*** RAW DATA ***

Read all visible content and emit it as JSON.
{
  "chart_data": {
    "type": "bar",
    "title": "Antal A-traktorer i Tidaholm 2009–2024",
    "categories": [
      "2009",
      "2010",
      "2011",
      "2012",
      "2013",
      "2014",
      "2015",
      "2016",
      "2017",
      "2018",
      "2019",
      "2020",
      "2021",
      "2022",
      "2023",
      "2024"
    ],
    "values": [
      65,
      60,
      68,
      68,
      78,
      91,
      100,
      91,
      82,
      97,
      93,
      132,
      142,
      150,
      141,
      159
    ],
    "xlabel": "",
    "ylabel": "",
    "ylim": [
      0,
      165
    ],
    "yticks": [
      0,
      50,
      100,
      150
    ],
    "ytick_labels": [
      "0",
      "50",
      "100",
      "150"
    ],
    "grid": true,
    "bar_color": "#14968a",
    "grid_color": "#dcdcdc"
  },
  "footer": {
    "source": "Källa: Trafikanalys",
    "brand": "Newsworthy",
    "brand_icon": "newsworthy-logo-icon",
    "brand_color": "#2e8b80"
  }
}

***

**WHAT TO WORK ON**
Output each record exactly, leaving nothing out.

**ANSWER FOR THE TASK**
Read all visible content and emit it as JSON.
{
  "chart_data": {
    "type": "bar",
    "title": "Antal A-traktorer i Tidaholm 2009–2024",
    "categories": [
      "2009",
      "2010",
      "2011",
      "2012",
      "2013",
      "2014",
      "2015",
      "2016",
      "2017",
      "2018",
      "2019",
      "2020",
      "2021",
      "2022",
      "2023",
      "2024"
    ],
    "values": [
      65,
      60,
      68,
      68,
      78,
      91,
      100,
      91,
      82,
      97,
      93,
      132,
      142,
      150,
      141,
      159
    ],
    "xlabel": "",
    "ylabel": "",
    "ylim": [
      0,
      165
    ],
    "yticks": [
      0,
      50,
      100,
      150
    ],
    "ytick_labels": [
      "0",
      "50",
      "100",
      "150"
    ],
    "grid": true,
    "bar_color": "#14968a",
    "grid_color": "#dcdcdc"
  },
  "footer": {
    "source": "Källa: Trafikanalys",
    "brand": "Newsworthy",
    "brand_icon": "newsworthy-logo-icon",
    "brand_color": "#2e8b80"
  }
}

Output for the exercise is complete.